THE PROBLEM:
A word-for-word copy of the entries is the goal; leave out the pictures.

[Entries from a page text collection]
★ ★ ★

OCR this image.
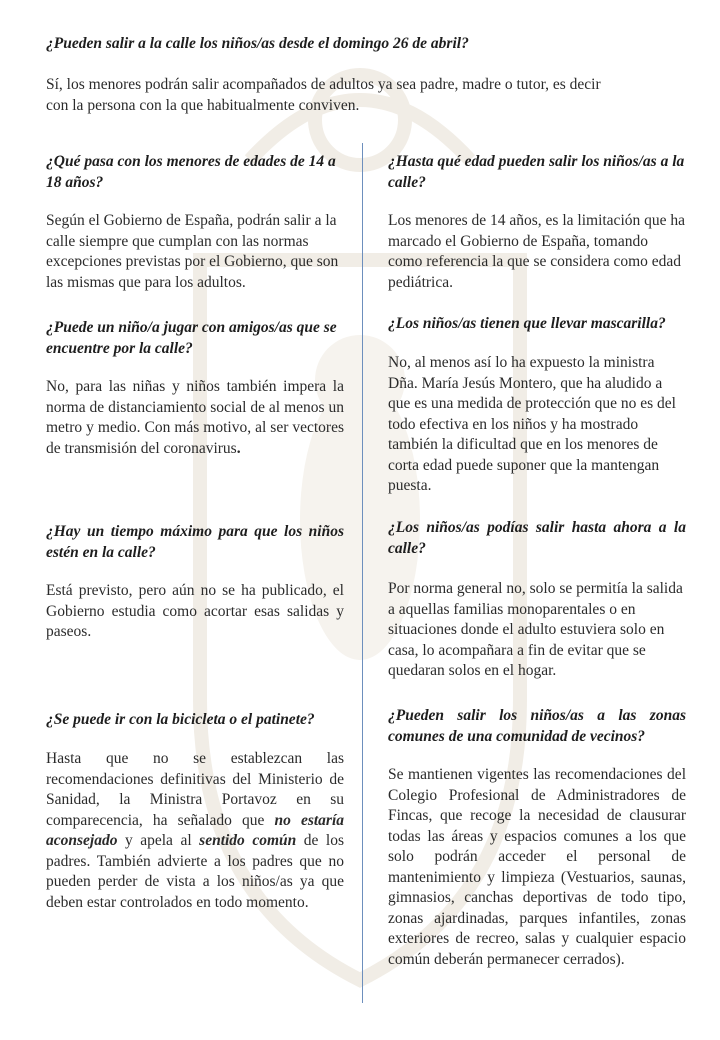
¿Pueden salir a la calle los niños/as desde el domingo 26 de abril?

Sí, los menores podrán salir acompañados de adultos ya sea padre, madre o tutor, es decir
con la persona con la que habitualmente conviven.

¿Qué pasa con los menores de edades de 14 a 18 años?

Según el Gobierno de España, podrán salir a la calle siempre que cumplan con las normas excepciones previstas por el Gobierno, que son las mismas que para los adultos.

¿Puede un niño/a jugar con amigos/as que se encuentre por la calle?

No, para las niñas y niños también impera la norma de distanciamiento social de al menos un metro y medio. Con más motivo, al ser vectores de transmisión del coronavirus.

¿Hay un tiempo máximo para que los niños estén en la calle?

Está previsto, pero aún no se ha publicado, el Gobierno estudia como acortar esas salidas y paseos.

¿Se puede ir con la bicicleta o el patinete?

Hasta que no se establezcan las recomendaciones definitivas del Ministerio de Sanidad, la Ministra Portavoz en su comparecencia, ha señalado que no estaría aconsejado y apela al sentido común de los padres. También advierte a los padres que no pueden perder de vista a los niños/as ya que deben estar controlados en todo momento.

¿Hasta qué edad pueden salir los niños/as a la calle?

Los menores de 14 años, es la limitación que ha marcado el Gobierno de España, tomando como referencia la que se considera como edad pediátrica.

¿Los niños/as tienen que llevar mascarilla?

No, al menos así lo ha expuesto la ministra Dña. María Jesús Montero, que ha aludido a que es una medida de protección que no es del todo efectiva en los niños y ha mostrado también la dificultad que en los menores de corta edad puede suponer que la mantengan puesta.

¿Los niños/as podías salir hasta ahora a la calle?

Por norma general no, solo se permitía la salida a aquellas familias monoparentales o en situaciones donde el adulto estuviera solo en casa, lo acompañara a fin de evitar que se quedaran solos en el hogar.

¿Pueden salir los niños/as a las zonas comunes de una comunidad de vecinos?

Se mantienen vigentes las recomendaciones del Colegio Profesional de Administradores de Fincas, que recoge la necesidad de clausurar todas las áreas y espacios comunes a los que solo podrán acceder el personal de mantenimiento y limpieza (Vestuarios, saunas, gimnasios, canchas deportivas de todo tipo, zonas ajardinadas, parques infantiles, zonas exteriores de recreo, salas y cualquier espacio común deberán permanecer cerrados).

★ ★ ★

TASK RESULT:
OCR this image.
¿Pueden salir a la calle los niños/as desde el domingo 26 de abril?

Sí, los menores podrán salir acompañados de adultos ya sea padre, madre o tutor, es decir
con la persona con la que habitualmente conviven.

¿Qué pasa con los menores de edades de 14 a 18 años?

Según el Gobierno de España, podrán salir a la calle siempre que cumplan con las normas excepciones previstas por el Gobierno, que son las mismas que para los adultos.

¿Puede un niño/a jugar con amigos/as que se encuentre por la calle?

No, para las niñas y niños también impera la norma de distanciamiento social de al menos un metro y medio. Con más motivo, al ser vectores de transmisión del coronavirus.

¿Hay un tiempo máximo para que los niños estén en la calle?

Está previsto, pero aún no se ha publicado, el Gobierno estudia como acortar esas salidas y paseos.

¿Se puede ir con la bicicleta o el patinete?

Hasta que no se establezcan las recomendaciones definitivas del Ministerio de Sanidad, la Ministra Portavoz en su comparecencia, ha señalado que no estaría aconsejado y apela al sentido común de los padres. También advierte a los padres que no pueden perder de vista a los niños/as ya que deben estar controlados en todo momento.

¿Hasta qué edad pueden salir los niños/as a la calle?

Los menores de 14 años, es la limitación que ha marcado el Gobierno de España, tomando como referencia la que se considera como edad pediátrica.

¿Los niños/as tienen que llevar mascarilla?

No, al menos así lo ha expuesto la ministra Dña. María Jesús Montero, que ha aludido a que es una medida de protección que no es del todo efectiva en los niños y ha mostrado también la dificultad que en los menores de corta edad puede suponer que la mantengan puesta.

¿Los niños/as podías salir hasta ahora a la calle?

Por norma general no, solo se permitía la salida a aquellas familias monoparentales o en situaciones donde el adulto estuviera solo en casa, lo acompañara a fin de evitar que se quedaran solos en el hogar.

¿Pueden salir los niños/as a las zonas comunes de una comunidad de vecinos?

Se mantienen vigentes las recomendaciones del Colegio Profesional de Administradores de Fincas, que recoge la necesidad de clausurar todas las áreas y espacios comunes a los que solo podrán acceder el personal de mantenimiento y limpieza (Vestuarios, saunas, gimnasios, canchas deportivas de todo tipo, zonas ajardinadas, parques infantiles, zonas exteriores de recreo, salas y cualquier espacio común deberán permanecer cerrados).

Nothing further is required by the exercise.